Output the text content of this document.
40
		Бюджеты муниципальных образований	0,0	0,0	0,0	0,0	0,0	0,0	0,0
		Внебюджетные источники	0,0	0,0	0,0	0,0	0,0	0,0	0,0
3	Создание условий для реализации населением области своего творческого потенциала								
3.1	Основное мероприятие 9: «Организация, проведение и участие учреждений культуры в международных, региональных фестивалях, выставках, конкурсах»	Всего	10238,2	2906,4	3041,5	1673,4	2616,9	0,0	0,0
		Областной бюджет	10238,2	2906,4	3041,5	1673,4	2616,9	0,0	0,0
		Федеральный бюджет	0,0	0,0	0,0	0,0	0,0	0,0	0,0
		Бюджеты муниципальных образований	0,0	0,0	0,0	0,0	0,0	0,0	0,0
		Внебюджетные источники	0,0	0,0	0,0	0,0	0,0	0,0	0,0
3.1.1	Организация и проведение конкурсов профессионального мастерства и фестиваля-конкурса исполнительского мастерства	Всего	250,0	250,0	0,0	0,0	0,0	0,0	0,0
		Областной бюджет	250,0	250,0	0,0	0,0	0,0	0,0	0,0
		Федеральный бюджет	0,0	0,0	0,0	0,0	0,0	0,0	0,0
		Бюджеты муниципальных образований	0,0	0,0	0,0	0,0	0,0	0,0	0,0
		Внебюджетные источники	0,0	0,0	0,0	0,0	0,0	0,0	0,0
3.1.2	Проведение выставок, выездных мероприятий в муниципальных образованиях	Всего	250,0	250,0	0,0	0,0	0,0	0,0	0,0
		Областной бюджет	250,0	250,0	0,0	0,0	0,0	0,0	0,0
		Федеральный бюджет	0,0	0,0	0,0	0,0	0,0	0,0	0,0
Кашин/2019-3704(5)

━━━━━━━━━━━━━━━━━━━━━━━━━━━━━━

Return the material exactly as it stands.

Output the text content of this document.
40
		Бюджеты муниципальных образований	0,0	0,0	0,0	0,0	0,0	0,0	0,0
		Внебюджетные источники	0,0	0,0	0,0	0,0	0,0	0,0	0,0
3	Создание условий для реализации населением области своего творческого потенциала								
3.1	Основное мероприятие 9: «Организация, проведение и участие учреждений культуры в международных, региональных фестивалях, выставках, конкурсах»	Всего	10238,2	2906,4	3041,5	1673,4	2616,9	0,0	0,0
		Областной бюджет	10238,2	2906,4	3041,5	1673,4	2616,9	0,0	0,0
		Федеральный бюджет	0,0	0,0	0,0	0,0	0,0	0,0	0,0
		Бюджеты муниципальных образований	0,0	0,0	0,0	0,0	0,0	0,0	0,0
		Внебюджетные источники	0,0	0,0	0,0	0,0	0,0	0,0	0,0
3.1.1	Организация и проведение конкурсов профессионального мастерства и фестиваля-конкурса исполнительского мастерства	Всего	250,0	250,0	0,0	0,0	0,0	0,0	0,0
		Областной бюджет	250,0	250,0	0,0	0,0	0,0	0,0	0,0
		Федеральный бюджет	0,0	0,0	0,0	0,0	0,0	0,0	0,0
		Бюджеты муниципальных образований	0,0	0,0	0,0	0,0	0,0	0,0	0,0
		Внебюджетные источники	0,0	0,0	0,0	0,0	0,0	0,0	0,0
3.1.2	Проведение выставок, выездных мероприятий в муниципальных образованиях	Всего	250,0	250,0	0,0	0,0	0,0	0,0	0,0
		Областной бюджет	250,0	250,0	0,0	0,0	0,0	0,0	0,0
		Федеральный бюджет	0,0	0,0	0,0	0,0	0,0	0,0	0,0
Кашин/2019-3704(5)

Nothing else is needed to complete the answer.